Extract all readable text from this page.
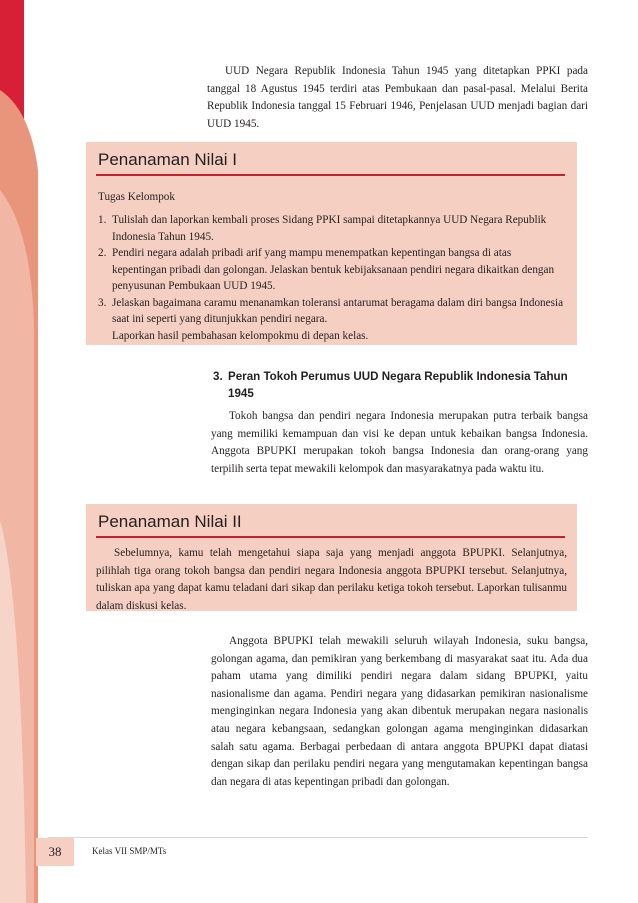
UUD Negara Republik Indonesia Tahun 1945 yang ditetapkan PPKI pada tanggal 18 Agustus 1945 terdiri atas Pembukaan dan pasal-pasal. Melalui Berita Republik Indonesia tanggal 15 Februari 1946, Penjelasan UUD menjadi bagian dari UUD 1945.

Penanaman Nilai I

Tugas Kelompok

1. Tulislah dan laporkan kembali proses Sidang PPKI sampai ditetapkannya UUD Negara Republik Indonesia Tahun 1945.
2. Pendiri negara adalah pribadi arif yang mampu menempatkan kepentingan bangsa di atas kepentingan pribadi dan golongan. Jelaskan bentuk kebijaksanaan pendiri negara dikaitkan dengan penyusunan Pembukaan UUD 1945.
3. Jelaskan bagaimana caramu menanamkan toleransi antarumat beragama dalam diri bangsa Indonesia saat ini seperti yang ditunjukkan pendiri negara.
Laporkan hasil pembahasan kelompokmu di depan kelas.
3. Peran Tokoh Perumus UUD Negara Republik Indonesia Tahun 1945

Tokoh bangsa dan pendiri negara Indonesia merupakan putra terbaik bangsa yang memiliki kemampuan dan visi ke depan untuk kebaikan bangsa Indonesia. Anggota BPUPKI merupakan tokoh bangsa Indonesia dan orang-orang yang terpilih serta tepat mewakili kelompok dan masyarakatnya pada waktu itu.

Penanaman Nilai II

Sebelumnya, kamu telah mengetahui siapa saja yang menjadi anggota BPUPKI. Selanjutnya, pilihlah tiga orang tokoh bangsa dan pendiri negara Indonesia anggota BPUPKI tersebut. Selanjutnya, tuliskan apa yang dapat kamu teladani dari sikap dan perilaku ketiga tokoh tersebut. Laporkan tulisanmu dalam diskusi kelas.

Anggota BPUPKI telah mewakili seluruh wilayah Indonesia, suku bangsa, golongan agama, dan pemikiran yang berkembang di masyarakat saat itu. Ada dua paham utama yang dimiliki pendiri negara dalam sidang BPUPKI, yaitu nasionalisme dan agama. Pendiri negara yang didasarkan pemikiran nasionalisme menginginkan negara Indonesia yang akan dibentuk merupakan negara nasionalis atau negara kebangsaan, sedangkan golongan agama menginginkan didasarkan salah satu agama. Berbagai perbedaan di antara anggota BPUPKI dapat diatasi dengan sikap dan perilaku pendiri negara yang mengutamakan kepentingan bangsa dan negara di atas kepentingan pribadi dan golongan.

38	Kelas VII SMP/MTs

• _THE TASK_
Retype all entries exactly as they appear, dropping the images.

• _RESULT FOR THIS TASK_
Extract all readable text from this page.
UUD Negara Republik Indonesia Tahun 1945 yang ditetapkan PPKI pada tanggal 18 Agustus 1945 terdiri atas Pembukaan dan pasal-pasal. Melalui Berita Republik Indonesia tanggal 15 Februari 1946, Penjelasan UUD menjadi bagian dari UUD 1945.

Penanaman Nilai I

Tugas Kelompok

1. Tulislah dan laporkan kembali proses Sidang PPKI sampai ditetapkannya UUD Negara Republik Indonesia Tahun 1945.
2. Pendiri negara adalah pribadi arif yang mampu menempatkan kepentingan bangsa di atas kepentingan pribadi dan golongan. Jelaskan bentuk kebijaksanaan pendiri negara dikaitkan dengan penyusunan Pembukaan UUD 1945.
3. Jelaskan bagaimana caramu menanamkan toleransi antarumat beragama dalam diri bangsa Indonesia saat ini seperti yang ditunjukkan pendiri negara.
Laporkan hasil pembahasan kelompokmu di depan kelas.
3. Peran Tokoh Perumus UUD Negara Republik Indonesia Tahun 1945

Tokoh bangsa dan pendiri negara Indonesia merupakan putra terbaik bangsa yang memiliki kemampuan dan visi ke depan untuk kebaikan bangsa Indonesia. Anggota BPUPKI merupakan tokoh bangsa Indonesia dan orang-orang yang terpilih serta tepat mewakili kelompok dan masyarakatnya pada waktu itu.

Penanaman Nilai II

Sebelumnya, kamu telah mengetahui siapa saja yang menjadi anggota BPUPKI. Selanjutnya, pilihlah tiga orang tokoh bangsa dan pendiri negara Indonesia anggota BPUPKI tersebut. Selanjutnya, tuliskan apa yang dapat kamu teladani dari sikap dan perilaku ketiga tokoh tersebut. Laporkan tulisanmu dalam diskusi kelas.

Anggota BPUPKI telah mewakili seluruh wilayah Indonesia, suku bangsa, golongan agama, dan pemikiran yang berkembang di masyarakat saat itu. Ada dua paham utama yang dimiliki pendiri negara dalam sidang BPUPKI, yaitu nasionalisme dan agama. Pendiri negara yang didasarkan pemikiran nasionalisme menginginkan negara Indonesia yang akan dibentuk merupakan negara nasionalis atau negara kebangsaan, sedangkan golongan agama menginginkan didasarkan salah satu agama. Berbagai perbedaan di antara anggota BPUPKI dapat diatasi dengan sikap dan perilaku pendiri negara yang mengutamakan kepentingan bangsa dan negara di atas kepentingan pribadi dan golongan.

38	Kelas VII SMP/MTs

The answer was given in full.